[START]

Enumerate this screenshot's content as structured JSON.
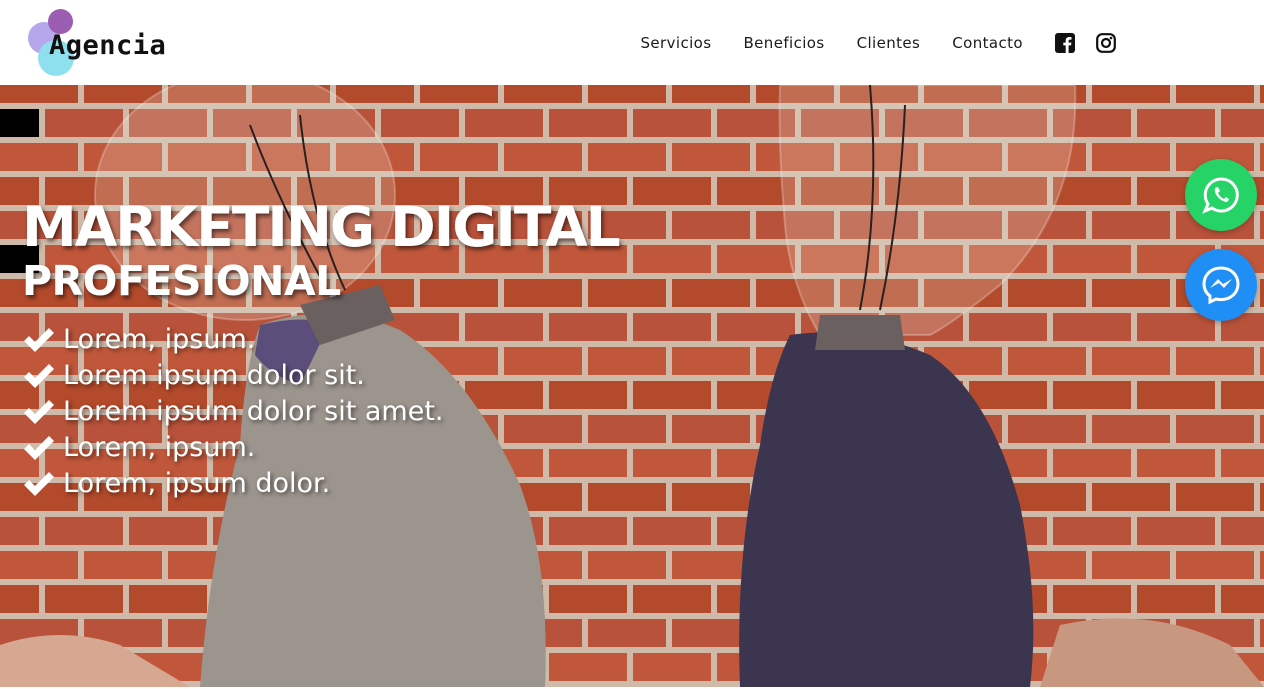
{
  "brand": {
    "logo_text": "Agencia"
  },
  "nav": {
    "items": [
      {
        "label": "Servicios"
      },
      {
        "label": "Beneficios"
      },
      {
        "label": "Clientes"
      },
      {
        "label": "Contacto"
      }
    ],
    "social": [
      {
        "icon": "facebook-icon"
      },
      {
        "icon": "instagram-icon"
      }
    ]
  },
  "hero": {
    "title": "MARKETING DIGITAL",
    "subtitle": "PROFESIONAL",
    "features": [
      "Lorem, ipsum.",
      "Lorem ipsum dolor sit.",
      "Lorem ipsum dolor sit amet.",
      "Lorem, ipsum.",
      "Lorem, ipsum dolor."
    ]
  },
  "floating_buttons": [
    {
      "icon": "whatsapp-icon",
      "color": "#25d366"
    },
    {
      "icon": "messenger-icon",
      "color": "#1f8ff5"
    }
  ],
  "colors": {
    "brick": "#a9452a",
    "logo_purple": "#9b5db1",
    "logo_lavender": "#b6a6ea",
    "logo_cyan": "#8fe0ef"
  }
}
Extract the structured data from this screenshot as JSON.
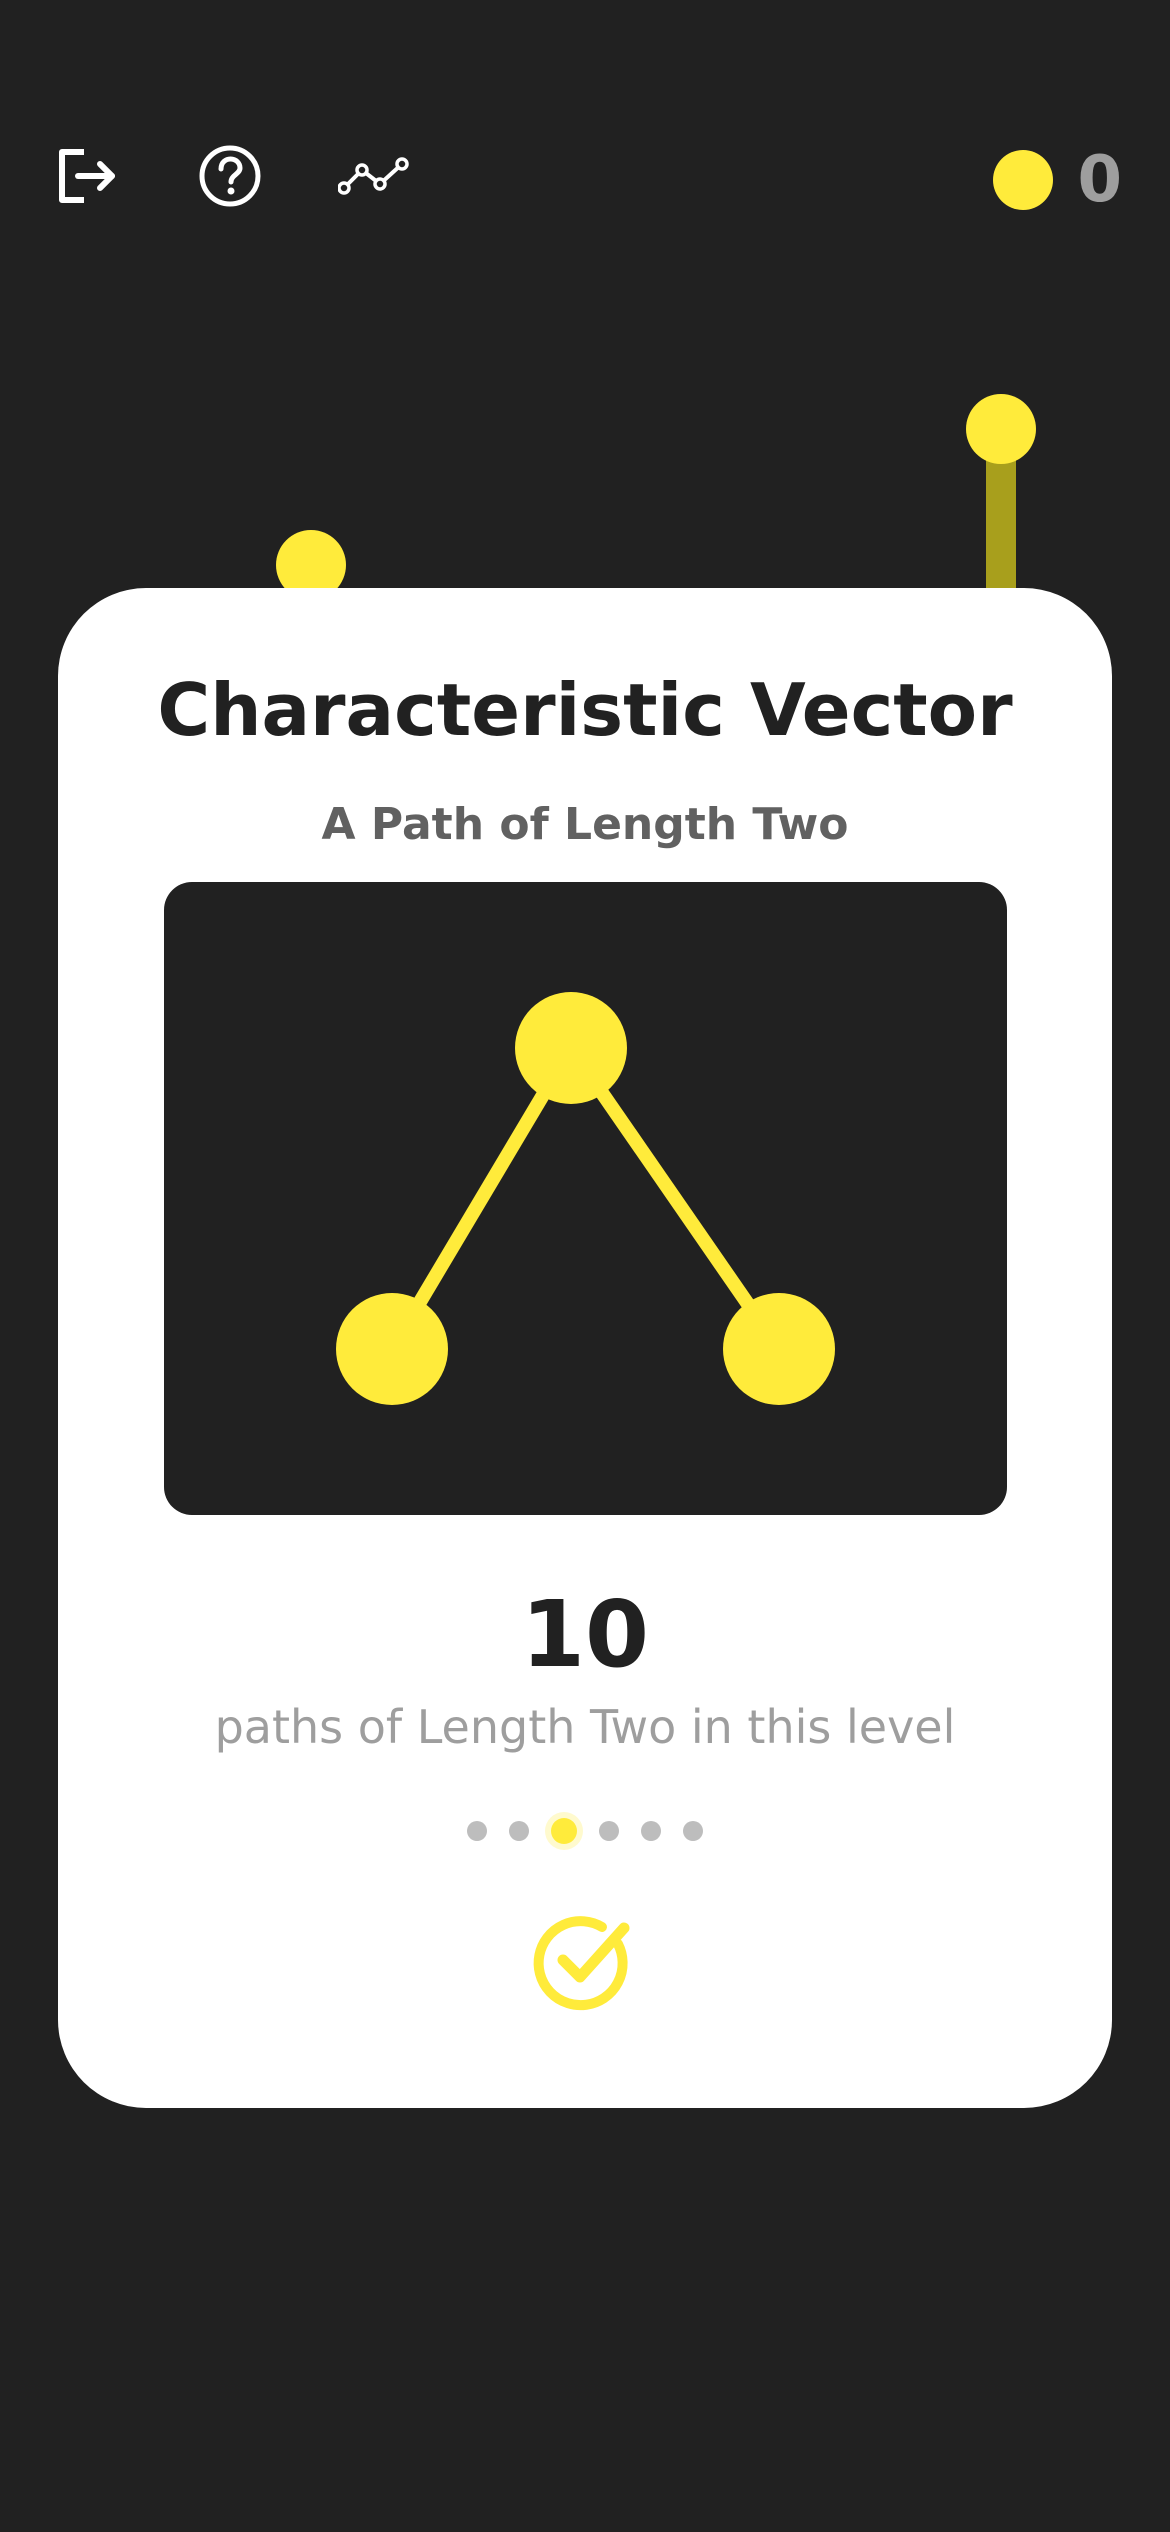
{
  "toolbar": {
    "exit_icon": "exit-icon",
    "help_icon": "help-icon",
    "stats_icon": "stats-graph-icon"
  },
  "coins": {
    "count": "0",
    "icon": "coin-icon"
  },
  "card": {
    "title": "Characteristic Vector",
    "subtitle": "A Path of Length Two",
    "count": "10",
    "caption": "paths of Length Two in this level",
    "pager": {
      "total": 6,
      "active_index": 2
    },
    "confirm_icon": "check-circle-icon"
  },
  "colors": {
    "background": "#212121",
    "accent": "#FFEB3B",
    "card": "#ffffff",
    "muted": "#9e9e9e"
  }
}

[END]

> _WHAT YOU NEED TO DO_: Print all of the records shown above exactly, leaving out each picture.

> _TASK OUTPUT_:
Enumerate this screenshot's content as structured JSON.
{
  "brand": {
    "logo_text": "Agencia"
  },
  "nav": {
    "items": [
      {
        "label": "Servicios"
      },
      {
        "label": "Beneficios"
      },
      {
        "label": "Clientes"
      },
      {
        "label": "Contacto"
      }
    ],
    "social": [
      {
        "icon": "facebook-icon"
      },
      {
        "icon": "instagram-icon"
      }
    ]
  },
  "hero": {
    "title": "MARKETING DIGITAL",
    "subtitle": "PROFESIONAL",
    "features": [
      "Lorem, ipsum.",
      "Lorem ipsum dolor sit.",
      "Lorem ipsum dolor sit amet.",
      "Lorem, ipsum.",
      "Lorem, ipsum dolor."
    ]
  },
  "floating_buttons": [
    {
      "icon": "whatsapp-icon",
      "color": "#25d366"
    },
    {
      "icon": "messenger-icon",
      "color": "#1f8ff5"
    }
  ],
  "colors": {
    "brick": "#a9452a",
    "logo_purple": "#9b5db1",
    "logo_lavender": "#b6a6ea",
    "logo_cyan": "#8fe0ef"
  }
}
Extract the structured data from this screenshot as JSON.
{
  "toolbar": {
    "exit_icon": "exit-icon",
    "help_icon": "help-icon",
    "stats_icon": "stats-graph-icon"
  },
  "coins": {
    "count": "0",
    "icon": "coin-icon"
  },
  "card": {
    "title": "Characteristic Vector",
    "subtitle": "A Path of Length Two",
    "count": "10",
    "caption": "paths of Length Two in this level",
    "pager": {
      "total": 6,
      "active_index": 2
    },
    "confirm_icon": "check-circle-icon"
  },
  "colors": {
    "background": "#212121",
    "accent": "#FFEB3B",
    "card": "#ffffff",
    "muted": "#9e9e9e"
  }
}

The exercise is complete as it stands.